[Extracted records]
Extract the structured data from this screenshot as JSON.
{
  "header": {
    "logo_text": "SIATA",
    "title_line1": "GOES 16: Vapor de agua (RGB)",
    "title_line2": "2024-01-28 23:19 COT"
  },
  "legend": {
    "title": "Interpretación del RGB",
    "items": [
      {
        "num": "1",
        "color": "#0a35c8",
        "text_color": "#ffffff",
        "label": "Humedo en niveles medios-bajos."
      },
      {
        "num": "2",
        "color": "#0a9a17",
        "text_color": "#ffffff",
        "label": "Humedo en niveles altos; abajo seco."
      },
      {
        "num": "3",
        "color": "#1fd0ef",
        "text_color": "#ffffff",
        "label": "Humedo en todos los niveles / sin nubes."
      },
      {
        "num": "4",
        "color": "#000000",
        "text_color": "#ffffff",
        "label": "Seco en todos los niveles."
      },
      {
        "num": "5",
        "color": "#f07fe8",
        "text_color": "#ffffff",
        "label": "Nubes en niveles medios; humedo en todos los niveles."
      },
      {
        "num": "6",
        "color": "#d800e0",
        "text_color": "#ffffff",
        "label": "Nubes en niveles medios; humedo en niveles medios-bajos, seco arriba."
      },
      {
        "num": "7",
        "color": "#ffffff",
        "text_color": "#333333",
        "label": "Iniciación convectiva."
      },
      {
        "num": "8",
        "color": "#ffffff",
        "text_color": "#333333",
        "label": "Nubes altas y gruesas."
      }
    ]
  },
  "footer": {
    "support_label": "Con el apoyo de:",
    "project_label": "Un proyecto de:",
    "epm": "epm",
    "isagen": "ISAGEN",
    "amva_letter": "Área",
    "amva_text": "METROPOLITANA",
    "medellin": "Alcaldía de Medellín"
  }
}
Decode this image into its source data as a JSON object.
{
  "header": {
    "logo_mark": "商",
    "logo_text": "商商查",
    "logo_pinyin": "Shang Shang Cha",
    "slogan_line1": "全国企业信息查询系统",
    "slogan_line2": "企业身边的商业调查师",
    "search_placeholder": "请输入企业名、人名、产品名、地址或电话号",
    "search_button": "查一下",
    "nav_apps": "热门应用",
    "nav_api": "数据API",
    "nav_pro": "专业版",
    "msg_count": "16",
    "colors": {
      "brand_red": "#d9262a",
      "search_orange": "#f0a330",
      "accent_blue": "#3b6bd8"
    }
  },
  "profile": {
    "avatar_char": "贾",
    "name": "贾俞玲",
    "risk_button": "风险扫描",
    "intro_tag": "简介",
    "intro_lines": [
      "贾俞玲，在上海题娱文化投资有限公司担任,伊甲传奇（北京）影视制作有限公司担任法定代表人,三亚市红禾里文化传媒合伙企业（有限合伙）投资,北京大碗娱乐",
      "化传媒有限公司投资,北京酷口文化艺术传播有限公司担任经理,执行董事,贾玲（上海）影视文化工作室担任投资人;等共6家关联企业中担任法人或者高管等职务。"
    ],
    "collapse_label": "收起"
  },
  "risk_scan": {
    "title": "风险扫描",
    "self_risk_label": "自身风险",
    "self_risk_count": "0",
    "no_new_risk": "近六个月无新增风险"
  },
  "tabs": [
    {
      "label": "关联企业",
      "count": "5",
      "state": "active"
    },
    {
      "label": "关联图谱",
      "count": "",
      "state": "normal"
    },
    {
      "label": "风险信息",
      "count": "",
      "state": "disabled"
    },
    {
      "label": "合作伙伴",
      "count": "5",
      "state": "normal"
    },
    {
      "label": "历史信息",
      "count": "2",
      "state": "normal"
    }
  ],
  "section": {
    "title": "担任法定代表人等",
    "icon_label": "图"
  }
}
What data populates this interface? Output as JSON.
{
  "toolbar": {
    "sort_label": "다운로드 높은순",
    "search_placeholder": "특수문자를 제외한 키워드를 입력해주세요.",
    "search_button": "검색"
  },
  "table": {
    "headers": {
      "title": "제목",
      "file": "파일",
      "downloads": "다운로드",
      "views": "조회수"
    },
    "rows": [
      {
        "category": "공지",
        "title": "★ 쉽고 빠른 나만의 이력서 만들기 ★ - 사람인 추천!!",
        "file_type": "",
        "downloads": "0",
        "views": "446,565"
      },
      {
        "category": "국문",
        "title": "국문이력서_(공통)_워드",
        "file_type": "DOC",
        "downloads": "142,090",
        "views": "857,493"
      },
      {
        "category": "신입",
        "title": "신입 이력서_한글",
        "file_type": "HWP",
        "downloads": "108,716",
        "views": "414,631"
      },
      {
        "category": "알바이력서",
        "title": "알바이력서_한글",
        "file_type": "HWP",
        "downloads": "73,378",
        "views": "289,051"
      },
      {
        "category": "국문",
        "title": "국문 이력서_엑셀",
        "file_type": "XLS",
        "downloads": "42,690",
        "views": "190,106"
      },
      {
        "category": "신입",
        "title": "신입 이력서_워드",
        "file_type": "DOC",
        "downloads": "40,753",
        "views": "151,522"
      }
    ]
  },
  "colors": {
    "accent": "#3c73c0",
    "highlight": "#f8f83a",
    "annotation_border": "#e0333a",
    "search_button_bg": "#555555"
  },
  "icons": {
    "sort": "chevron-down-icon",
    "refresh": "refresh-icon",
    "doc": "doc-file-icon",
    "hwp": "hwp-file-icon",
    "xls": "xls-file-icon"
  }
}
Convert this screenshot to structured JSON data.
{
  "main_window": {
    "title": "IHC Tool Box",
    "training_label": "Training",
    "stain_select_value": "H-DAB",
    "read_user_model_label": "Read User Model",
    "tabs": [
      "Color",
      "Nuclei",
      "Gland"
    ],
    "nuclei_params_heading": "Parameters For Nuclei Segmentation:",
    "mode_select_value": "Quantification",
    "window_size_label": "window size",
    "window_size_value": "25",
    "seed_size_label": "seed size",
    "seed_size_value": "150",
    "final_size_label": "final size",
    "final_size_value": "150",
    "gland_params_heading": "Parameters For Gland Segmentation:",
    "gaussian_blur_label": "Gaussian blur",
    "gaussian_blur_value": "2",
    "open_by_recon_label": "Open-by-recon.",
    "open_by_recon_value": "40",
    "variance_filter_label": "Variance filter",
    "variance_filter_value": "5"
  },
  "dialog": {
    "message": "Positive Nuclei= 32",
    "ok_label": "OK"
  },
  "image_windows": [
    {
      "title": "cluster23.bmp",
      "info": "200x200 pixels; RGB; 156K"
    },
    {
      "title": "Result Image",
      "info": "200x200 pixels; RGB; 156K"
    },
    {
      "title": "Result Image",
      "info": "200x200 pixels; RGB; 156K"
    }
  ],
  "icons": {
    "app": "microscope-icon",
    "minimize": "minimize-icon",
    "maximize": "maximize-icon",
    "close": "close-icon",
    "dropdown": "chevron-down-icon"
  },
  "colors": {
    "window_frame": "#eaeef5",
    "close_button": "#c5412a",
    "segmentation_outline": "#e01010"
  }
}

#### Aim of the task
The records above must be output exactly, in full.

#### Worked answer
Extract the structured data from this screenshot as JSON.
{
  "header": {
    "logo_text": "SIATA",
    "title_line1": "GOES 16: Vapor de agua (RGB)",
    "title_line2": "2024-01-28 23:19 COT"
  },
  "legend": {
    "title": "Interpretación del RGB",
    "items": [
      {
        "num": "1",
        "color": "#0a35c8",
        "text_color": "#ffffff",
        "label": "Humedo en niveles medios-bajos."
      },
      {
        "num": "2",
        "color": "#0a9a17",
        "text_color": "#ffffff",
        "label": "Humedo en niveles altos; abajo seco."
      },
      {
        "num": "3",
        "color": "#1fd0ef",
        "text_color": "#ffffff",
        "label": "Humedo en todos los niveles / sin nubes."
      },
      {
        "num": "4",
        "color": "#000000",
        "text_color": "#ffffff",
        "label": "Seco en todos los niveles."
      },
      {
        "num": "5",
        "color": "#f07fe8",
        "text_color": "#ffffff",
        "label": "Nubes en niveles medios; humedo en todos los niveles."
      },
      {
        "num": "6",
        "color": "#d800e0",
        "text_color": "#ffffff",
        "label": "Nubes en niveles medios; humedo en niveles medios-bajos, seco arriba."
      },
      {
        "num": "7",
        "color": "#ffffff",
        "text_color": "#333333",
        "label": "Iniciación convectiva."
      },
      {
        "num": "8",
        "color": "#ffffff",
        "text_color": "#333333",
        "label": "Nubes altas y gruesas."
      }
    ]
  },
  "footer": {
    "support_label": "Con el apoyo de:",
    "project_label": "Un proyecto de:",
    "epm": "epm",
    "isagen": "ISAGEN",
    "amva_letter": "Área",
    "amva_text": "METROPOLITANA",
    "medellin": "Alcaldía de Medellín"
  }
}
Decode this image into its source data as a JSON object.
{
  "header": {
    "logo_mark": "商",
    "logo_text": "商商查",
    "logo_pinyin": "Shang Shang Cha",
    "slogan_line1": "全国企业信息查询系统",
    "slogan_line2": "企业身边的商业调查师",
    "search_placeholder": "请输入企业名、人名、产品名、地址或电话号",
    "search_button": "查一下",
    "nav_apps": "热门应用",
    "nav_api": "数据API",
    "nav_pro": "专业版",
    "msg_count": "16",
    "colors": {
      "brand_red": "#d9262a",
      "search_orange": "#f0a330",
      "accent_blue": "#3b6bd8"
    }
  },
  "profile": {
    "avatar_char": "贾",
    "name": "贾俞玲",
    "risk_button": "风险扫描",
    "intro_tag": "简介",
    "intro_lines": [
      "贾俞玲，在上海题娱文化投资有限公司担任,伊甲传奇（北京）影视制作有限公司担任法定代表人,三亚市红禾里文化传媒合伙企业（有限合伙）投资,北京大碗娱乐",
      "化传媒有限公司投资,北京酷口文化艺术传播有限公司担任经理,执行董事,贾玲（上海）影视文化工作室担任投资人;等共6家关联企业中担任法人或者高管等职务。"
    ],
    "collapse_label": "收起"
  },
  "risk_scan": {
    "title": "风险扫描",
    "self_risk_label": "自身风险",
    "self_risk_count": "0",
    "no_new_risk": "近六个月无新增风险"
  },
  "tabs": [
    {
      "label": "关联企业",
      "count": "5",
      "state": "active"
    },
    {
      "label": "关联图谱",
      "count": "",
      "state": "normal"
    },
    {
      "label": "风险信息",
      "count": "",
      "state": "disabled"
    },
    {
      "label": "合作伙伴",
      "count": "5",
      "state": "normal"
    },
    {
      "label": "历史信息",
      "count": "2",
      "state": "normal"
    }
  ],
  "section": {
    "title": "担任法定代表人等",
    "icon_label": "图"
  }
}
What data populates this interface? Output as JSON.
{
  "toolbar": {
    "sort_label": "다운로드 높은순",
    "search_placeholder": "특수문자를 제외한 키워드를 입력해주세요.",
    "search_button": "검색"
  },
  "table": {
    "headers": {
      "title": "제목",
      "file": "파일",
      "downloads": "다운로드",
      "views": "조회수"
    },
    "rows": [
      {
        "category": "공지",
        "title": "★ 쉽고 빠른 나만의 이력서 만들기 ★ - 사람인 추천!!",
        "file_type": "",
        "downloads": "0",
        "views": "446,565"
      },
      {
        "category": "국문",
        "title": "국문이력서_(공통)_워드",
        "file_type": "DOC",
        "downloads": "142,090",
        "views": "857,493"
      },
      {
        "category": "신입",
        "title": "신입 이력서_한글",
        "file_type": "HWP",
        "downloads": "108,716",
        "views": "414,631"
      },
      {
        "category": "알바이력서",
        "title": "알바이력서_한글",
        "file_type": "HWP",
        "downloads": "73,378",
        "views": "289,051"
      },
      {
        "category": "국문",
        "title": "국문 이력서_엑셀",
        "file_type": "XLS",
        "downloads": "42,690",
        "views": "190,106"
      },
      {
        "category": "신입",
        "title": "신입 이력서_워드",
        "file_type": "DOC",
        "downloads": "40,753",
        "views": "151,522"
      }
    ]
  },
  "colors": {
    "accent": "#3c73c0",
    "highlight": "#f8f83a",
    "annotation_border": "#e0333a",
    "search_button_bg": "#555555"
  },
  "icons": {
    "sort": "chevron-down-icon",
    "refresh": "refresh-icon",
    "doc": "doc-file-icon",
    "hwp": "hwp-file-icon",
    "xls": "xls-file-icon"
  }
}
Convert this screenshot to structured JSON data.
{
  "main_window": {
    "title": "IHC Tool Box",
    "training_label": "Training",
    "stain_select_value": "H-DAB",
    "read_user_model_label": "Read User Model",
    "tabs": [
      "Color",
      "Nuclei",
      "Gland"
    ],
    "nuclei_params_heading": "Parameters For Nuclei Segmentation:",
    "mode_select_value": "Quantification",
    "window_size_label": "window size",
    "window_size_value": "25",
    "seed_size_label": "seed size",
    "seed_size_value": "150",
    "final_size_label": "final size",
    "final_size_value": "150",
    "gland_params_heading": "Parameters For Gland Segmentation:",
    "gaussian_blur_label": "Gaussian blur",
    "gaussian_blur_value": "2",
    "open_by_recon_label": "Open-by-recon.",
    "open_by_recon_value": "40",
    "variance_filter_label": "Variance filter",
    "variance_filter_value": "5"
  },
  "dialog": {
    "message": "Positive Nuclei= 32",
    "ok_label": "OK"
  },
  "image_windows": [
    {
      "title": "cluster23.bmp",
      "info": "200x200 pixels; RGB; 156K"
    },
    {
      "title": "Result Image",
      "info": "200x200 pixels; RGB; 156K"
    },
    {
      "title": "Result Image",
      "info": "200x200 pixels; RGB; 156K"
    }
  ],
  "icons": {
    "app": "microscope-icon",
    "minimize": "minimize-icon",
    "maximize": "maximize-icon",
    "close": "close-icon",
    "dropdown": "chevron-down-icon"
  },
  "colors": {
    "window_frame": "#eaeef5",
    "close_button": "#c5412a",
    "segmentation_outline": "#e01010"
  }
}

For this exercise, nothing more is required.